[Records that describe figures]
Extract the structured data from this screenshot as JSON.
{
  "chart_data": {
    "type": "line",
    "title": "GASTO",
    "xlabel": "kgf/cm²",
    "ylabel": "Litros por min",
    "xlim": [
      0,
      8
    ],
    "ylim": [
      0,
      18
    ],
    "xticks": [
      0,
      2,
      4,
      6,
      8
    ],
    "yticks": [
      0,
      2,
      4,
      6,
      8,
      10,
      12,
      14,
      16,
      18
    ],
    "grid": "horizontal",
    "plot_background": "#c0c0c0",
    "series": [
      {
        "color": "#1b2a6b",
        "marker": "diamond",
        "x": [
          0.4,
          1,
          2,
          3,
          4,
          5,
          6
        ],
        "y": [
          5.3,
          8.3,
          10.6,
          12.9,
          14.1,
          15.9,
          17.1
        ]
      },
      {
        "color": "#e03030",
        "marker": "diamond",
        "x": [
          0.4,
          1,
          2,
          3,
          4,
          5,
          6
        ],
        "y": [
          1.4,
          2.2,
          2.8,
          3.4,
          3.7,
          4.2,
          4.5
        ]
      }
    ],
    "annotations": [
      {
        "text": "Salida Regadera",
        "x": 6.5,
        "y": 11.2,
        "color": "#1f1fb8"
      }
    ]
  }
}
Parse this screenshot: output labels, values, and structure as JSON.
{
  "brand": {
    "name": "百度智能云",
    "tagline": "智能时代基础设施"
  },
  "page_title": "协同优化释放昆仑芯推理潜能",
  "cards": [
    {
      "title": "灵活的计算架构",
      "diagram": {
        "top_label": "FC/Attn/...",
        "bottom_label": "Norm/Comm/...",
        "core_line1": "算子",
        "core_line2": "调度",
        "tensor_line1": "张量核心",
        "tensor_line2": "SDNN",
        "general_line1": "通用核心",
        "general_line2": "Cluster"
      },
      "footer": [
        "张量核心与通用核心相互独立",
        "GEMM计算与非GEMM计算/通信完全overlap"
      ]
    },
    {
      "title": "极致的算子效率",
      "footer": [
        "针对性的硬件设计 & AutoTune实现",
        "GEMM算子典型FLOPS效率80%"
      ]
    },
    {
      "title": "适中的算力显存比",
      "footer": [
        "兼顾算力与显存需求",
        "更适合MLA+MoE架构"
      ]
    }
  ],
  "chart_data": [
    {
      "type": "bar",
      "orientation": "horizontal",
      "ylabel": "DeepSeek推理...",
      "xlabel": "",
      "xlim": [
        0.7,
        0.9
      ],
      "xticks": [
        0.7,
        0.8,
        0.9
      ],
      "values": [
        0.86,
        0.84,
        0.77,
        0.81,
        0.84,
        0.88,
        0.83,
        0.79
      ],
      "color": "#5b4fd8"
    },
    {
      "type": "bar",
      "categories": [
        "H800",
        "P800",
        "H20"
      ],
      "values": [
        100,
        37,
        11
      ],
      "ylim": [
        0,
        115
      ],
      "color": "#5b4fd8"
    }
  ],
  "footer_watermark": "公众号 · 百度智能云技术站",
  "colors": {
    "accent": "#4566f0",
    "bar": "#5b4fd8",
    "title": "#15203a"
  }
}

- GOAL -
Repeat the listing exactly, from its first line to its last.

- RESULT FOR THIS EXERCISE -
Extract the structured data from this screenshot as JSON.
{
  "chart_data": {
    "type": "line",
    "title": "GASTO",
    "xlabel": "kgf/cm²",
    "ylabel": "Litros por min",
    "xlim": [
      0,
      8
    ],
    "ylim": [
      0,
      18
    ],
    "xticks": [
      0,
      2,
      4,
      6,
      8
    ],
    "yticks": [
      0,
      2,
      4,
      6,
      8,
      10,
      12,
      14,
      16,
      18
    ],
    "grid": "horizontal",
    "plot_background": "#c0c0c0",
    "series": [
      {
        "color": "#1b2a6b",
        "marker": "diamond",
        "x": [
          0.4,
          1,
          2,
          3,
          4,
          5,
          6
        ],
        "y": [
          5.3,
          8.3,
          10.6,
          12.9,
          14.1,
          15.9,
          17.1
        ]
      },
      {
        "color": "#e03030",
        "marker": "diamond",
        "x": [
          0.4,
          1,
          2,
          3,
          4,
          5,
          6
        ],
        "y": [
          1.4,
          2.2,
          2.8,
          3.4,
          3.7,
          4.2,
          4.5
        ]
      }
    ],
    "annotations": [
      {
        "text": "Salida Regadera",
        "x": 6.5,
        "y": 11.2,
        "color": "#1f1fb8"
      }
    ]
  }
}
Parse this screenshot: output labels, values, and structure as JSON.
{
  "brand": {
    "name": "百度智能云",
    "tagline": "智能时代基础设施"
  },
  "page_title": "协同优化释放昆仑芯推理潜能",
  "cards": [
    {
      "title": "灵活的计算架构",
      "diagram": {
        "top_label": "FC/Attn/...",
        "bottom_label": "Norm/Comm/...",
        "core_line1": "算子",
        "core_line2": "调度",
        "tensor_line1": "张量核心",
        "tensor_line2": "SDNN",
        "general_line1": "通用核心",
        "general_line2": "Cluster"
      },
      "footer": [
        "张量核心与通用核心相互独立",
        "GEMM计算与非GEMM计算/通信完全overlap"
      ]
    },
    {
      "title": "极致的算子效率",
      "footer": [
        "针对性的硬件设计 & AutoTune实现",
        "GEMM算子典型FLOPS效率80%"
      ]
    },
    {
      "title": "适中的算力显存比",
      "footer": [
        "兼顾算力与显存需求",
        "更适合MLA+MoE架构"
      ]
    }
  ],
  "chart_data": [
    {
      "type": "bar",
      "orientation": "horizontal",
      "ylabel": "DeepSeek推理...",
      "xlabel": "",
      "xlim": [
        0.7,
        0.9
      ],
      "xticks": [
        0.7,
        0.8,
        0.9
      ],
      "values": [
        0.86,
        0.84,
        0.77,
        0.81,
        0.84,
        0.88,
        0.83,
        0.79
      ],
      "color": "#5b4fd8"
    },
    {
      "type": "bar",
      "categories": [
        "H800",
        "P800",
        "H20"
      ],
      "values": [
        100,
        37,
        11
      ],
      "ylim": [
        0,
        115
      ],
      "color": "#5b4fd8"
    }
  ],
  "footer_watermark": "公众号 · 百度智能云技术站",
  "colors": {
    "accent": "#4566f0",
    "bar": "#5b4fd8",
    "title": "#15203a"
  }
}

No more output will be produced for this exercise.